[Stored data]
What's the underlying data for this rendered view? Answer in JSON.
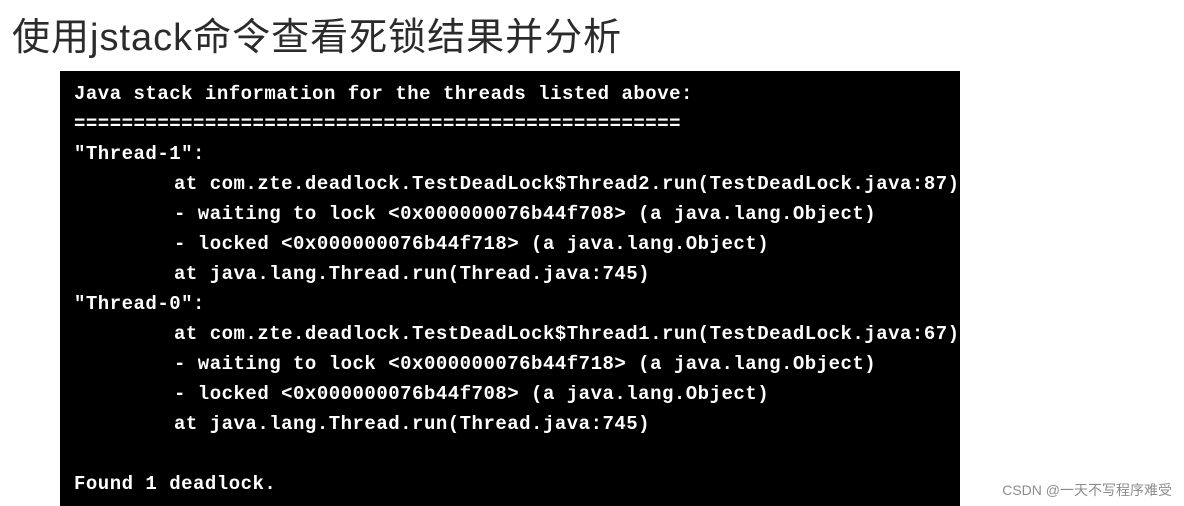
{
  "title": "使用jstack命令查看死锁结果并分析",
  "terminal": {
    "header": "Java stack information for the threads listed above:",
    "divider": "===================================================",
    "threads": [
      {
        "name": "\"Thread-1\":",
        "lines": [
          "at com.zte.deadlock.TestDeadLock$Thread2.run(TestDeadLock.java:87)",
          "- waiting to lock <0x000000076b44f708> (a java.lang.Object)",
          "- locked <0x000000076b44f718> (a java.lang.Object)",
          "at java.lang.Thread.run(Thread.java:745)"
        ]
      },
      {
        "name": "\"Thread-0\":",
        "lines": [
          "at com.zte.deadlock.TestDeadLock$Thread1.run(TestDeadLock.java:67)",
          "- waiting to lock <0x000000076b44f718> (a java.lang.Object)",
          "- locked <0x000000076b44f708> (a java.lang.Object)",
          "at java.lang.Thread.run(Thread.java:745)"
        ]
      }
    ],
    "blank": " ",
    "footer": "Found 1 deadlock."
  },
  "watermark": "CSDN @一天不写程序难受"
}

• Requirements:
From the listing, copy every line where the string "threads" appears.

• Solution for this task:
    "header": "Java stack information for the threads listed above:",
    "threads": [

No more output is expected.